%%
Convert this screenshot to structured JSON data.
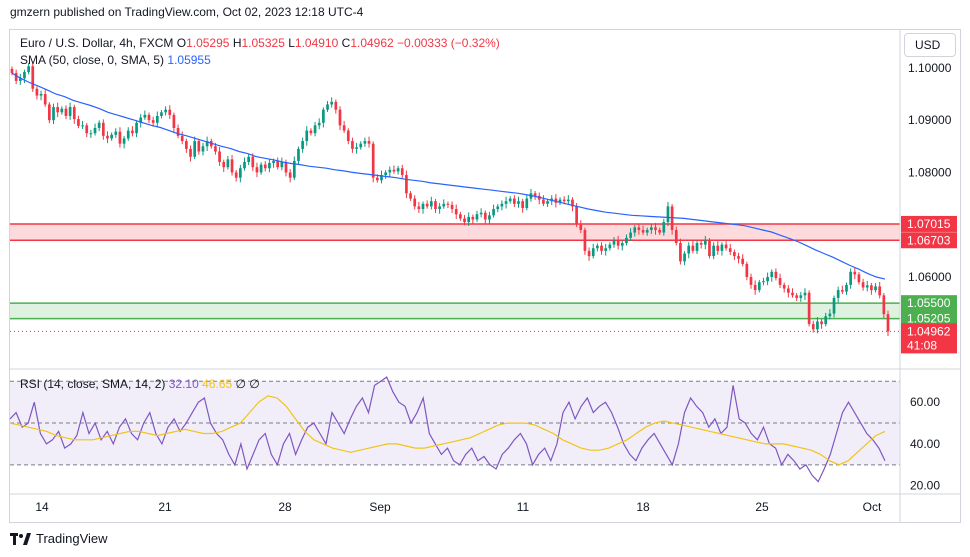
{
  "header": {
    "publish_text": "gmzern published on TradingView.com, Oct 02, 2023 12:18 UTC-4"
  },
  "legend": {
    "symbol": "Euro / U.S. Dollar, 4h, FXCM",
    "o_label": "O",
    "o_value": "1.05295",
    "h_label": "H",
    "h_value": "1.05325",
    "l_label": "L",
    "l_value": "1.04910",
    "c_label": "C",
    "c_value": "1.04962",
    "change": "−0.00333 (−0.32%)",
    "sma_label": "SMA (50, close, 0, SMA, 5)",
    "sma_value": "1.05955",
    "rsi_label": "RSI (14, close, SMA, 14, 2)",
    "rsi_value": "32.10",
    "rsi_ma_value": "46.65",
    "rsi_extra": "∅ ∅"
  },
  "currency_button": "USD",
  "branding": "TradingView",
  "colors": {
    "up": "#089981",
    "down": "#f23645",
    "sma": "#2962ff",
    "rsi": "#7e57c2",
    "rsi_ma": "#f0c419",
    "resistance_zone": "#f23645",
    "support_zone": "#4caf50"
  },
  "chart_data": {
    "type": "candlestick",
    "price_axis": {
      "ticks": [
        "1.10000",
        "1.09000",
        "1.08000",
        "1.06000"
      ],
      "range": [
        1.047,
        1.1015
      ]
    },
    "x_axis": {
      "ticks": [
        "14",
        "21",
        "28",
        "Sep",
        "11",
        "18",
        "25",
        "Oct"
      ]
    },
    "price_labels": {
      "resistance_top": "1.07015",
      "resistance_bottom": "1.06703",
      "support_top": "1.05500",
      "support_bottom": "1.05205",
      "last_price": "1.04962",
      "countdown": "41:08"
    },
    "zones": [
      {
        "name": "resistance",
        "from": 1.06703,
        "to": 1.07015
      },
      {
        "name": "support",
        "from": 1.05205,
        "to": 1.055
      }
    ],
    "close_series": [
      1.099,
      1.0975,
      1.098,
      1.0992,
      1.1003,
      1.096,
      1.0947,
      1.095,
      1.093,
      1.09,
      1.0925,
      1.0915,
      1.0922,
      1.0908,
      1.0925,
      1.0902,
      1.0889,
      1.089,
      1.0875,
      1.0875,
      1.0885,
      1.0895,
      1.087,
      1.0865,
      1.0872,
      1.0878,
      1.0855,
      1.0865,
      1.088,
      1.0875,
      1.0895,
      1.0905,
      1.091,
      1.09,
      1.0895,
      1.0908,
      1.0915,
      1.092,
      1.091,
      1.0885,
      1.087,
      1.086,
      1.0845,
      1.083,
      1.086,
      1.084,
      1.085,
      1.086,
      1.085,
      1.084,
      1.082,
      1.081,
      1.0825,
      1.08,
      1.079,
      1.0808,
      1.082,
      1.083,
      1.081,
      1.08,
      1.0815,
      1.0808,
      1.0818,
      1.0822,
      1.081,
      1.082,
      1.08,
      1.079,
      1.0822,
      1.0845,
      1.086,
      1.088,
      1.0875,
      1.089,
      1.0895,
      1.092,
      1.093,
      1.0935,
      1.092,
      1.089,
      1.088,
      1.086,
      1.0845,
      1.0848,
      1.0855,
      1.086,
      1.0855,
      1.079,
      1.0785,
      1.0795,
      1.08,
      1.0805,
      1.0802,
      1.0808,
      1.0795,
      1.076,
      1.075,
      1.0735,
      1.073,
      1.074,
      1.0735,
      1.0745,
      1.073,
      1.0735,
      1.074,
      1.0738,
      1.073,
      1.072,
      1.0712,
      1.0705,
      1.0715,
      1.071,
      1.072,
      1.0723,
      1.071,
      1.0718,
      1.073,
      1.0735,
      1.074,
      1.0745,
      1.075,
      1.074,
      1.0745,
      1.0732,
      1.075,
      1.076,
      1.0755,
      1.0748,
      1.074,
      1.0745,
      1.075,
      1.0742,
      1.0748,
      1.0745,
      1.0748,
      1.0735,
      1.07,
      1.069,
      1.065,
      1.064,
      1.0655,
      1.066,
      1.065,
      1.0655,
      1.0662,
      1.067,
      1.066,
      1.0665,
      1.0675,
      1.0685,
      1.0695,
      1.069,
      1.0685,
      1.069,
      1.0695,
      1.069,
      1.0685,
      1.0705,
      1.0735,
      1.069,
      1.0665,
      1.063,
      1.0645,
      1.066,
      1.065,
      1.0665,
      1.0662,
      1.067,
      1.064,
      1.066,
      1.065,
      1.0662,
      1.0655,
      1.0648,
      1.064,
      1.0635,
      1.0625,
      1.06,
      1.0585,
      1.0575,
      1.059,
      1.0592,
      1.06,
      1.061,
      1.0598,
      1.0585,
      1.0578,
      1.057,
      1.0565,
      1.056,
      1.0565,
      1.057,
      1.051,
      1.05,
      1.0515,
      1.051,
      1.0525,
      1.053,
      1.056,
      1.0575,
      1.0572,
      1.0585,
      1.061,
      1.0605,
      1.059,
      1.058,
      1.0584,
      1.0575,
      1.0582,
      1.0565,
      1.0529,
      1.0496
    ],
    "sma_series": [
      1.099,
      1.098,
      1.0972,
      1.0965,
      1.0958,
      1.095,
      1.0945,
      1.0938,
      1.0933,
      1.0928,
      1.0922,
      1.0915,
      1.091,
      1.0905,
      1.09,
      1.0895,
      1.089,
      1.0886,
      1.088,
      1.0874,
      1.087,
      1.0865,
      1.086,
      1.0855,
      1.085,
      1.0846,
      1.084,
      1.0836,
      1.083,
      1.0827,
      1.0824,
      1.082,
      1.0817,
      1.0815,
      1.0812,
      1.081,
      1.0808,
      1.0805,
      1.0803,
      1.08,
      1.0798,
      1.0796,
      1.0794,
      1.0792,
      1.079,
      1.0787,
      1.0785,
      1.0783,
      1.078,
      1.0778,
      1.0776,
      1.0774,
      1.0772,
      1.077,
      1.0768,
      1.0766,
      1.0764,
      1.0762,
      1.076,
      1.0757,
      1.0754,
      1.075,
      1.0746,
      1.0742,
      1.0738,
      1.0734,
      1.073,
      1.0727,
      1.0724,
      1.0722,
      1.072,
      1.0718,
      1.0717,
      1.0716,
      1.0715,
      1.0714,
      1.0713,
      1.0712,
      1.071,
      1.0708,
      1.0706,
      1.0704,
      1.0702,
      1.07,
      1.0698,
      1.0694,
      1.069,
      1.0686,
      1.068,
      1.0674,
      1.0668,
      1.066,
      1.0652,
      1.0645,
      1.0638,
      1.063,
      1.0622,
      1.0615,
      1.0607,
      1.06,
      1.0596
    ],
    "rsi_axis": {
      "ticks": [
        "60.00",
        "40.00",
        "20.00"
      ],
      "range": [
        17,
        73
      ],
      "bands": [
        70,
        50,
        30
      ]
    },
    "rsi_series": [
      52,
      55,
      48,
      50,
      60,
      45,
      40,
      42,
      46,
      38,
      40,
      44,
      55,
      45,
      50,
      42,
      46,
      40,
      48,
      52,
      45,
      42,
      50,
      55,
      45,
      40,
      48,
      52,
      46,
      50,
      55,
      60,
      62,
      50,
      45,
      42,
      35,
      30,
      40,
      28,
      35,
      42,
      45,
      35,
      30,
      40,
      45,
      35,
      42,
      48,
      50,
      45,
      40,
      55,
      50,
      45,
      52,
      58,
      62,
      55,
      68,
      70,
      72,
      65,
      60,
      58,
      50,
      55,
      62,
      45,
      40,
      35,
      38,
      32,
      30,
      35,
      38,
      32,
      34,
      30,
      28,
      35,
      38,
      42,
      45,
      40,
      30,
      35,
      38,
      32,
      40,
      55,
      60,
      52,
      58,
      62,
      55,
      58,
      60,
      55,
      48,
      40,
      35,
      32,
      38,
      42,
      45,
      40,
      35,
      30,
      40,
      55,
      62,
      58,
      55,
      48,
      52,
      45,
      48,
      68,
      52,
      50,
      45,
      42,
      48,
      40,
      38,
      30,
      35,
      32,
      28,
      30,
      25,
      22,
      28,
      35,
      45,
      55,
      60,
      55,
      50,
      45,
      42,
      38,
      32
    ],
    "rsi_ma_series": [
      50,
      49,
      48,
      47,
      46,
      44,
      43,
      42,
      42,
      42,
      43,
      44,
      45,
      46,
      46,
      45,
      44,
      45,
      46,
      47,
      46,
      45,
      45,
      46,
      48,
      50,
      55,
      60,
      63,
      62,
      58,
      52,
      46,
      42,
      40,
      38,
      37,
      36,
      37,
      38,
      39,
      40,
      40,
      39,
      38,
      38,
      39,
      40,
      41,
      42,
      43,
      45,
      47,
      49,
      50,
      50,
      50,
      49,
      47,
      45,
      42,
      40,
      38,
      37,
      37,
      38,
      40,
      42,
      45,
      48,
      50,
      51,
      50,
      49,
      48,
      47,
      46,
      45,
      44,
      43,
      42,
      41,
      40,
      40,
      40,
      39,
      38,
      37,
      35,
      32,
      30,
      32,
      36,
      40,
      44,
      46
    ]
  }
}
%%
§ STATED EXERCISE:
Gather each line that holds "TradingView".

§ ANSWER FOR THIS EXERCISE:
    "publish_text": "gmzern published on TradingView.com, Oct 02, 2023 12:18 UTC-4"
  "branding": "TradingView",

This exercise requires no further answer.